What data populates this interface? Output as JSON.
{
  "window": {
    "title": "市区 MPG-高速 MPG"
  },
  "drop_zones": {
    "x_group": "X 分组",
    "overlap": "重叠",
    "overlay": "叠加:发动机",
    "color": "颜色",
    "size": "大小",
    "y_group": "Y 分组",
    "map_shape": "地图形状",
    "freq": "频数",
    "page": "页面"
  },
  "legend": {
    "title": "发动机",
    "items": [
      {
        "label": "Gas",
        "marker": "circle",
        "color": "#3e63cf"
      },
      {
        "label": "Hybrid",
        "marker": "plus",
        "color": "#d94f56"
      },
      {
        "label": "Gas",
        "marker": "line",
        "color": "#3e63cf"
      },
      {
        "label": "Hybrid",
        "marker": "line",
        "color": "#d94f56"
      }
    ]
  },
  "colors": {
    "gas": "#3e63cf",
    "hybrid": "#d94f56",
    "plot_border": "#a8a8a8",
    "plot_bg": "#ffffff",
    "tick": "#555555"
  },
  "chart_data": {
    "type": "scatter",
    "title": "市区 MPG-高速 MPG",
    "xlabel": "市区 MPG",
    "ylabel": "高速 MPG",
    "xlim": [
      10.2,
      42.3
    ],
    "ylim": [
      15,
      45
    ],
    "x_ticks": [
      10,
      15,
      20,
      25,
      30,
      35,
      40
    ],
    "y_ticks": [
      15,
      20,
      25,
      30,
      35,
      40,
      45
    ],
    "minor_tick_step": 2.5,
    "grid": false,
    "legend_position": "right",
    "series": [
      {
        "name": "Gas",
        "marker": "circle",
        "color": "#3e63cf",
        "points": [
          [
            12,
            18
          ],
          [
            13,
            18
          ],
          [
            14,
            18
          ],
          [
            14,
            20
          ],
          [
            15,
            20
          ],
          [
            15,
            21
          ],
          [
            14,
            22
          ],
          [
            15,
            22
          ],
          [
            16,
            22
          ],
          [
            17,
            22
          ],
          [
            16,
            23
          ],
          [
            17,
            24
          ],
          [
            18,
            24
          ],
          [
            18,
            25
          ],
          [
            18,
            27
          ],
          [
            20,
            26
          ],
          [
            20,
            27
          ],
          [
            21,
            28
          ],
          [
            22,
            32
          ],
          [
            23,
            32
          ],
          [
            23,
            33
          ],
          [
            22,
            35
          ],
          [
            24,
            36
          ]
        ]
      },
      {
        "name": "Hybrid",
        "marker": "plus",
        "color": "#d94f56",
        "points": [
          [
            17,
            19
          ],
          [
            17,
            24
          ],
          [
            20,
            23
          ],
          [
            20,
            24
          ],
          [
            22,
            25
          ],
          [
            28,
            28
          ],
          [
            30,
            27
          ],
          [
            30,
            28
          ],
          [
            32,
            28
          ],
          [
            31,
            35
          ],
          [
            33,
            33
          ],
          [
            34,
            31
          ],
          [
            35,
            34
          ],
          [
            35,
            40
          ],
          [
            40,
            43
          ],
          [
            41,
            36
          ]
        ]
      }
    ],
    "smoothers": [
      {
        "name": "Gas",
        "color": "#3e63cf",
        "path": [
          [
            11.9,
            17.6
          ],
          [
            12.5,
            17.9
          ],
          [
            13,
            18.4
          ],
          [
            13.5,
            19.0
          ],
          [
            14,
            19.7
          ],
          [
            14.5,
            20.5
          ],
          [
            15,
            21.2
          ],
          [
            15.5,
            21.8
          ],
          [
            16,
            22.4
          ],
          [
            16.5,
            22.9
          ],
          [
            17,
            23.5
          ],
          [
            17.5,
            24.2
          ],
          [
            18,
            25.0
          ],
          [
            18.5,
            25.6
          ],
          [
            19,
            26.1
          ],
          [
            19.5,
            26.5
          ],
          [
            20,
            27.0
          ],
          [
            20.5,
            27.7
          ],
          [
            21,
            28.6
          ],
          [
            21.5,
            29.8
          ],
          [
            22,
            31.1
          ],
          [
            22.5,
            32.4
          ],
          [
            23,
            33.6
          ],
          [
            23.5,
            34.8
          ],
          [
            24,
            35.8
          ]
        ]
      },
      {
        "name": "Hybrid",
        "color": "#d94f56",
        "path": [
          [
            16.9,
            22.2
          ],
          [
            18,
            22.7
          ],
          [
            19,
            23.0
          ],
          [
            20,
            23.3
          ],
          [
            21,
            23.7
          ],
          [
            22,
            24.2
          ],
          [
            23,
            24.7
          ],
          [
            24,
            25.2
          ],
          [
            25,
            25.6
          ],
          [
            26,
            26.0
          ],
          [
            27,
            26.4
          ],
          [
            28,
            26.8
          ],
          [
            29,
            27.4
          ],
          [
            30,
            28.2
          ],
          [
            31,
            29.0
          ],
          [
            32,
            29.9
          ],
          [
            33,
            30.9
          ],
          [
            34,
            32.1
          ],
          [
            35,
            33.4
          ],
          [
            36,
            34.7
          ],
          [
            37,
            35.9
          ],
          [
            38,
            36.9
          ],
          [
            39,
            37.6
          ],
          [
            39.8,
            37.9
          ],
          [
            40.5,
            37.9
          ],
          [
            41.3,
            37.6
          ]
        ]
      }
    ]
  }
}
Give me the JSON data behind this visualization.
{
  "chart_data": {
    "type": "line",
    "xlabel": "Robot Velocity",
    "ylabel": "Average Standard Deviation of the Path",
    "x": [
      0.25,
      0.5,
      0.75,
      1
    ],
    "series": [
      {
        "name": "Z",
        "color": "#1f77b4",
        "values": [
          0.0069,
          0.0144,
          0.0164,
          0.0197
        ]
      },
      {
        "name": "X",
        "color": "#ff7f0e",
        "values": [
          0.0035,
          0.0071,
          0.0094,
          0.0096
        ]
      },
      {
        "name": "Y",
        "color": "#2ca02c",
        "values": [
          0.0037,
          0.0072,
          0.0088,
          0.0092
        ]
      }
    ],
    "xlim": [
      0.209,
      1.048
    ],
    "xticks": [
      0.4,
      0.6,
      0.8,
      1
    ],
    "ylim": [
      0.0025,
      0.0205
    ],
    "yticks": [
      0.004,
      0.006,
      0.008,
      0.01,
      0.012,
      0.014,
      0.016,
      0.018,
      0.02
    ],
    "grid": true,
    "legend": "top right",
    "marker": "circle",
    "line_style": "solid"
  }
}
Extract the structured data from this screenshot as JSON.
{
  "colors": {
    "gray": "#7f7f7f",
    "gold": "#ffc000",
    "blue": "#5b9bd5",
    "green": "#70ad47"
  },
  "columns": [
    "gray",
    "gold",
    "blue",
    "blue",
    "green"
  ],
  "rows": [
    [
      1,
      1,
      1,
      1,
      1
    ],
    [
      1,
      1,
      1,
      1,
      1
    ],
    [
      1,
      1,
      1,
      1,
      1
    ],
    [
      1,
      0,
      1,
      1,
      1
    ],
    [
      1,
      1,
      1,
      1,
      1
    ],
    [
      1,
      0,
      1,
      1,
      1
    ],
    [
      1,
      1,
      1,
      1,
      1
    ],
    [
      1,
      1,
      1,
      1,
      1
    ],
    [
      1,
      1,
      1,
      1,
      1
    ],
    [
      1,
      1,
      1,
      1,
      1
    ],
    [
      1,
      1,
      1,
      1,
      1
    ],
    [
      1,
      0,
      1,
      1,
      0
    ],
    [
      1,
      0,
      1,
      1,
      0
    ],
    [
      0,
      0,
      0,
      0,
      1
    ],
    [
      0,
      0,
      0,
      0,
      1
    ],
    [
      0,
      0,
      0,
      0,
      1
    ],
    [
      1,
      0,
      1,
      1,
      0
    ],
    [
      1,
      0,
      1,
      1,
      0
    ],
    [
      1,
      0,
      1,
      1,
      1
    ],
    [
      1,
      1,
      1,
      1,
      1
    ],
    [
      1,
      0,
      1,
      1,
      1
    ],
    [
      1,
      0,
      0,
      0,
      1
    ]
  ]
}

______

▶ [The exercise]: Extract each line from the listing that holds the word "JSON".

▶ [Result below]:
What data populates this interface? Output as JSON.
Give me the JSON data behind this visualization.
Extract the structured data from this screenshot as JSON.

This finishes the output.